--- Job ---
Identify, in the records below, every line where the string "screenshot" appears, and copy each such line.

══ Material to process ══

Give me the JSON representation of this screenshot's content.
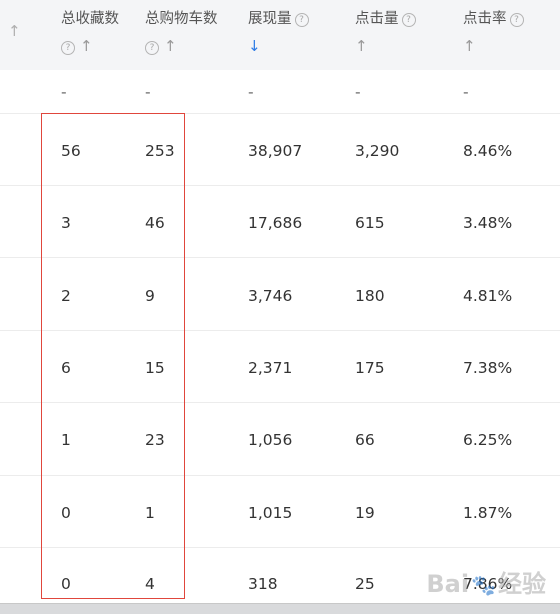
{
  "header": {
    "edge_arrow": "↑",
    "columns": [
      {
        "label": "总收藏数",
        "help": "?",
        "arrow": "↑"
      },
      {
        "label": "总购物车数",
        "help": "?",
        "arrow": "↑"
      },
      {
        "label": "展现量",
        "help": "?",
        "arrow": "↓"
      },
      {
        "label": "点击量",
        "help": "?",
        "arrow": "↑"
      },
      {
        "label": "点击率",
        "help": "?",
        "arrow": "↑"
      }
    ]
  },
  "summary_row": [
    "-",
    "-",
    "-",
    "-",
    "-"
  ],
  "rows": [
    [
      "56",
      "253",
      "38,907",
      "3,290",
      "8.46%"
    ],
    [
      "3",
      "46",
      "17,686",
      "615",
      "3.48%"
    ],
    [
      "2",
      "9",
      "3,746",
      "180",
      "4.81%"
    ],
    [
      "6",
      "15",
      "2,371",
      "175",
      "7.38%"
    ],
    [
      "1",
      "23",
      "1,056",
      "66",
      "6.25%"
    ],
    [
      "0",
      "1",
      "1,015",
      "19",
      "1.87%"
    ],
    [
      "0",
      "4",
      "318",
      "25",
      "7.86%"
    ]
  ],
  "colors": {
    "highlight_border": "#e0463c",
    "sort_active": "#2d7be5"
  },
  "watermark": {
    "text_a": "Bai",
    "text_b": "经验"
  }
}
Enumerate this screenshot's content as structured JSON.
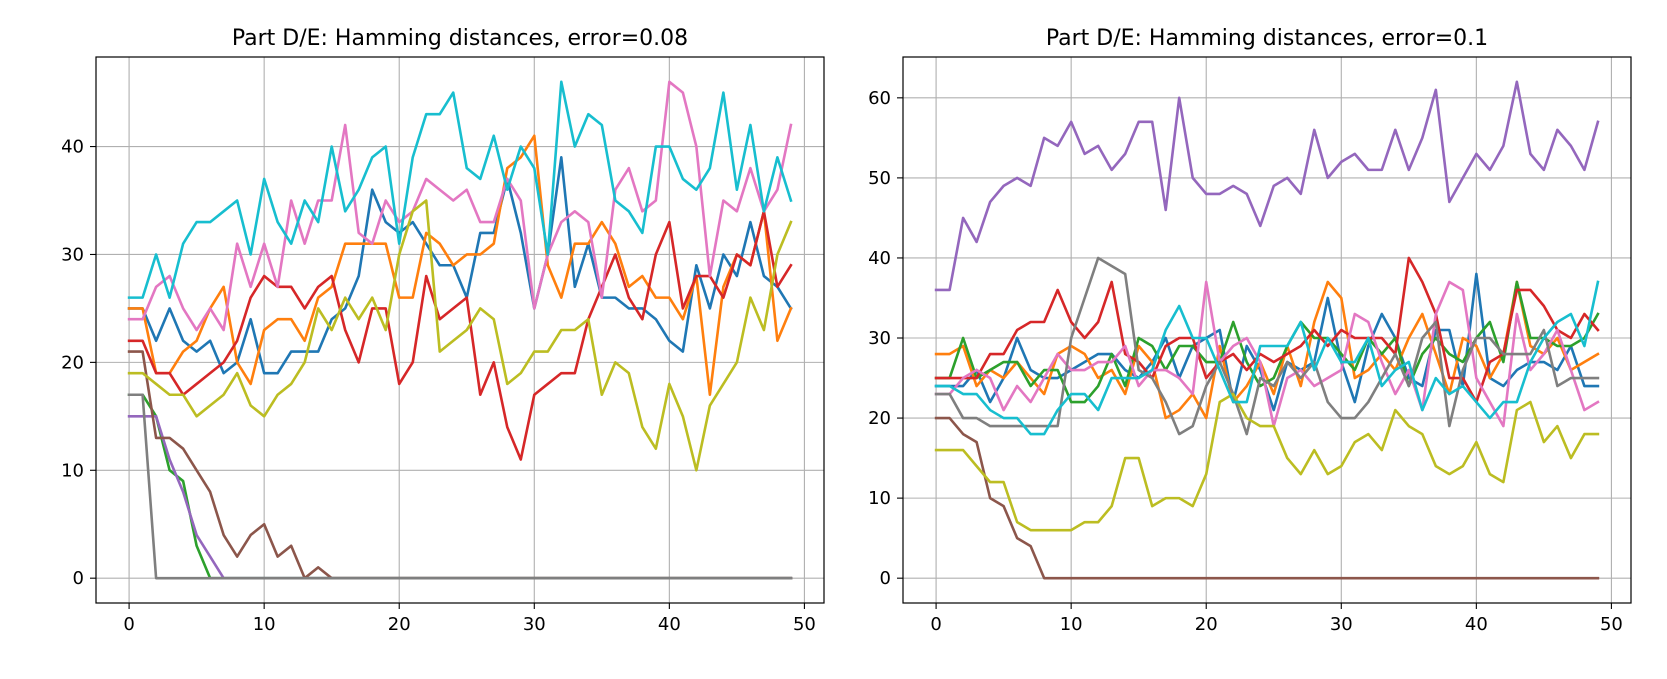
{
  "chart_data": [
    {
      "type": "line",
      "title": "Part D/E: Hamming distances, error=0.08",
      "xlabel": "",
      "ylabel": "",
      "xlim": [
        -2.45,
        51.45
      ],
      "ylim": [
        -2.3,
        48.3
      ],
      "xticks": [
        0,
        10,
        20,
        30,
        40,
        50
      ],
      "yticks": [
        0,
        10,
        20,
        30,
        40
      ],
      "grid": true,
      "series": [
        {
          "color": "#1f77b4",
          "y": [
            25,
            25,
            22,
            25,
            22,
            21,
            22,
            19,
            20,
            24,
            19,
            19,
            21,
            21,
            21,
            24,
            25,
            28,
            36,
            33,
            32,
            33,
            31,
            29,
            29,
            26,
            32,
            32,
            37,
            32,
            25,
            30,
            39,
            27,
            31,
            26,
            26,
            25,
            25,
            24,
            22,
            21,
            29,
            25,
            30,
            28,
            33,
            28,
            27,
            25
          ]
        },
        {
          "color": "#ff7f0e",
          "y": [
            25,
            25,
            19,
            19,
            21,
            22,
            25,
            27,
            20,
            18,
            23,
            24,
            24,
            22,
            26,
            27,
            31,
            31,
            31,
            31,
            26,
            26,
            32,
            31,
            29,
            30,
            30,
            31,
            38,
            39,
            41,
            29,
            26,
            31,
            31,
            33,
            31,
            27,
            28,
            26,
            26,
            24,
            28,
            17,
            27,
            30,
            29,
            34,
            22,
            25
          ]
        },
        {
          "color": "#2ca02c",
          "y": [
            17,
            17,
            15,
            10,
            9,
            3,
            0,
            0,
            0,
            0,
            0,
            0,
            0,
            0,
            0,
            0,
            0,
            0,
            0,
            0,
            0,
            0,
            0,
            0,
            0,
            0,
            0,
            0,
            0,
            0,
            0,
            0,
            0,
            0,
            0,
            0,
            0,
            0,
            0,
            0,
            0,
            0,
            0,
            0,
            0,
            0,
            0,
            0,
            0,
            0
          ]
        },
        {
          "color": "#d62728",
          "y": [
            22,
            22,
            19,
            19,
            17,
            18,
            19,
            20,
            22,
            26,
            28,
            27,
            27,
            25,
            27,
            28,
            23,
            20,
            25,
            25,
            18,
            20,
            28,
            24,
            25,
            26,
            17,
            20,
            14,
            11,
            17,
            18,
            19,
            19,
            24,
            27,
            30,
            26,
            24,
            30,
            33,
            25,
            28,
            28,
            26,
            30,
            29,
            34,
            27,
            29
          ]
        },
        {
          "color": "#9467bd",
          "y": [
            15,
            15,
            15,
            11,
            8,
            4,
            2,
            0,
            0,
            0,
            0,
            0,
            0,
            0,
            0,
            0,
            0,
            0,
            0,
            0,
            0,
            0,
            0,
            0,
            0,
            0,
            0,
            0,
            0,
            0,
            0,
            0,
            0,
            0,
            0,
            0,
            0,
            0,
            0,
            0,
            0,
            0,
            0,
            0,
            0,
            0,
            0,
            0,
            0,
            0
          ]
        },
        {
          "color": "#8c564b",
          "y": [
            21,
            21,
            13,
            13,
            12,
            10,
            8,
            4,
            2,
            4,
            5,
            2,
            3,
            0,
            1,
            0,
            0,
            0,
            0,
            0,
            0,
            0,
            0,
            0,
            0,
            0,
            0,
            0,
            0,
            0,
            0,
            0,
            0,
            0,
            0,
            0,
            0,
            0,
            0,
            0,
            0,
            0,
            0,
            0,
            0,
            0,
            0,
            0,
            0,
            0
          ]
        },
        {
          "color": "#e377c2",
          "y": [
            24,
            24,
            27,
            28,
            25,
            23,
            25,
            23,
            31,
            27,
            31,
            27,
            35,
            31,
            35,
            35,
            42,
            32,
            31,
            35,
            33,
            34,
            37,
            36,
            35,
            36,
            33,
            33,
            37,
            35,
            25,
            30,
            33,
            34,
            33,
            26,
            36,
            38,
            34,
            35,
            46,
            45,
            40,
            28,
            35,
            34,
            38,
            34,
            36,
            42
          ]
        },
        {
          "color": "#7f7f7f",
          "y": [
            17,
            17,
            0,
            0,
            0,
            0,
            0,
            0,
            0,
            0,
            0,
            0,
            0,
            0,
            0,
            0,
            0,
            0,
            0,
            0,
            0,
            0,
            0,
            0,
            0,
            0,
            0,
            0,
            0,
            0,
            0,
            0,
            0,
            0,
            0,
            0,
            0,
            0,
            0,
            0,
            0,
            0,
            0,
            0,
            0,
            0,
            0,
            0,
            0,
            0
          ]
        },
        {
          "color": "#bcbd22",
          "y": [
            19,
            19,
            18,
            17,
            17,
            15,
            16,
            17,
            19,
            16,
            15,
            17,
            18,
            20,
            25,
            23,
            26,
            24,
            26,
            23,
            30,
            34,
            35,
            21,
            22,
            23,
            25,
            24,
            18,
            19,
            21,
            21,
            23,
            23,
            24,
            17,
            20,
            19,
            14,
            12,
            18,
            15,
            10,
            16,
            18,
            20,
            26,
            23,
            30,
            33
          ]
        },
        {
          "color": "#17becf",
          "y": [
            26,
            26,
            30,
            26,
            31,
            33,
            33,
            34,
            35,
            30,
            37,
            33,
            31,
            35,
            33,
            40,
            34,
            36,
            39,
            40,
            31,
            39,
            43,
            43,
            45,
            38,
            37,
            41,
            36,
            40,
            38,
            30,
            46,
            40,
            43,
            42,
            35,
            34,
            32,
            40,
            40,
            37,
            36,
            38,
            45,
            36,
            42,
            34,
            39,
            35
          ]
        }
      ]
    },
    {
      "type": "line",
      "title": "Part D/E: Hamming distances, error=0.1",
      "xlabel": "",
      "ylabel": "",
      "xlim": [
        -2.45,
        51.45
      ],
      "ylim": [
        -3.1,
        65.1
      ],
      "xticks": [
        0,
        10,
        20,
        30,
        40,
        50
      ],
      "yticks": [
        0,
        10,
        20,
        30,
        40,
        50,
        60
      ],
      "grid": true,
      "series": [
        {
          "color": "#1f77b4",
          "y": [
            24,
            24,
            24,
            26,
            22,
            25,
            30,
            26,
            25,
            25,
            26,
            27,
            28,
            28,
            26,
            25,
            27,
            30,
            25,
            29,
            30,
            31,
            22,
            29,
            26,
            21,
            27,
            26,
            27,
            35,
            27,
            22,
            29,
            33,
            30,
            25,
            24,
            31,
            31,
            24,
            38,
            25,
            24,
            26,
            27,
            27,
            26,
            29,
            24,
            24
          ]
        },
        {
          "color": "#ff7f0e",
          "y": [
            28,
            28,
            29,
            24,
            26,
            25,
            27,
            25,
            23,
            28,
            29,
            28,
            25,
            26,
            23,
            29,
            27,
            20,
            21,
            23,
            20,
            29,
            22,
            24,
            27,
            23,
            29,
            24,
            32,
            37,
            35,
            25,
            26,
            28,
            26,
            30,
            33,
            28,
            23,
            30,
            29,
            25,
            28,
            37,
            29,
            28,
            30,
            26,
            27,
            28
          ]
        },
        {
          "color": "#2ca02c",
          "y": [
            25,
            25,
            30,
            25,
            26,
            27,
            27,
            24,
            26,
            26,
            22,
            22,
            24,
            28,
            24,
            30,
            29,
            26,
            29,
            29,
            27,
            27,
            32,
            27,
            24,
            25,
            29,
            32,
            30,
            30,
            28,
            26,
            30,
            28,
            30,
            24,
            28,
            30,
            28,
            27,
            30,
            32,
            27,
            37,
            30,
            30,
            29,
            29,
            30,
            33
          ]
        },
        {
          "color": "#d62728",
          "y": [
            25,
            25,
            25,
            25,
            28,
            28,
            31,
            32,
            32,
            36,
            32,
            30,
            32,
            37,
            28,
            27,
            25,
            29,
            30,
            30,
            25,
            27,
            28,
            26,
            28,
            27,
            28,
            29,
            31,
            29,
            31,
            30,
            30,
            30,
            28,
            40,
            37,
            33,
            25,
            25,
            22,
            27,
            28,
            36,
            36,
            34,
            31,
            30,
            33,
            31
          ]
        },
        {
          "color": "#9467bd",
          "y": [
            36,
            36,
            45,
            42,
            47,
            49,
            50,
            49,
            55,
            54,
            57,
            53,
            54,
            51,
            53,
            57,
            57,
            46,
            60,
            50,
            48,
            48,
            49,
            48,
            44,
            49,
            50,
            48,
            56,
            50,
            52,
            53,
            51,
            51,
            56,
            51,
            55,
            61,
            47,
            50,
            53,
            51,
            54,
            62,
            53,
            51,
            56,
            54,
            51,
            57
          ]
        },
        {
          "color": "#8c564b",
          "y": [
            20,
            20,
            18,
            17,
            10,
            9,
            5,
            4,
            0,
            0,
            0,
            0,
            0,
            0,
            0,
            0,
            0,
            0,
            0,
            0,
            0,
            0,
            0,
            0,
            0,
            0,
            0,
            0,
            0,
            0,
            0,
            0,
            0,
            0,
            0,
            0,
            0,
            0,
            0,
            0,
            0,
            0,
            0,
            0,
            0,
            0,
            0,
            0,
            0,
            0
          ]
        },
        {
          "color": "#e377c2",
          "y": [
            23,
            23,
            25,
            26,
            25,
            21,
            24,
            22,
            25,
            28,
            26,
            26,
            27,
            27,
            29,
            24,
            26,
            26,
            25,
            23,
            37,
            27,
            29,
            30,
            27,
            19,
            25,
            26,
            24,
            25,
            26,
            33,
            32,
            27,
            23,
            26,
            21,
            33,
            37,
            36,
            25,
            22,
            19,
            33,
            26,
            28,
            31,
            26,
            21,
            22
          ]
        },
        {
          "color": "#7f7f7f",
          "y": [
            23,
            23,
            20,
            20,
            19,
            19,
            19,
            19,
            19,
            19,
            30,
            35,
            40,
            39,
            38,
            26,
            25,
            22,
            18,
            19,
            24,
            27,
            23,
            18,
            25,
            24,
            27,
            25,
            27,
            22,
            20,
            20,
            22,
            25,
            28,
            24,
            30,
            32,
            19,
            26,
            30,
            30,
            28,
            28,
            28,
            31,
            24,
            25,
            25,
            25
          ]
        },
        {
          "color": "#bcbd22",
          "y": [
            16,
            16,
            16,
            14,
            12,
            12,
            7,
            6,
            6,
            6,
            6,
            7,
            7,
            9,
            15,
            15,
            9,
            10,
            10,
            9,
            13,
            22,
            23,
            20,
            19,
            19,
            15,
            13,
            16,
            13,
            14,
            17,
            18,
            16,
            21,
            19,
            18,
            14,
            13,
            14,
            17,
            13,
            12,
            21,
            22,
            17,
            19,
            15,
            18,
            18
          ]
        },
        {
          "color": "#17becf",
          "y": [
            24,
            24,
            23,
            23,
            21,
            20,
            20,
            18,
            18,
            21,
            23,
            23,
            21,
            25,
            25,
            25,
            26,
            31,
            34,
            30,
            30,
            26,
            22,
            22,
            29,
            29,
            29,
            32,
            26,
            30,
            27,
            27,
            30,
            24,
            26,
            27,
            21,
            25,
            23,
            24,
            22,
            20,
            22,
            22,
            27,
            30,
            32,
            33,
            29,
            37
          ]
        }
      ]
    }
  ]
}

═══

--- Complete response ---
Give me the JSON representation of this screenshot's content.
Enumerate this screenshot's content as structured JSON.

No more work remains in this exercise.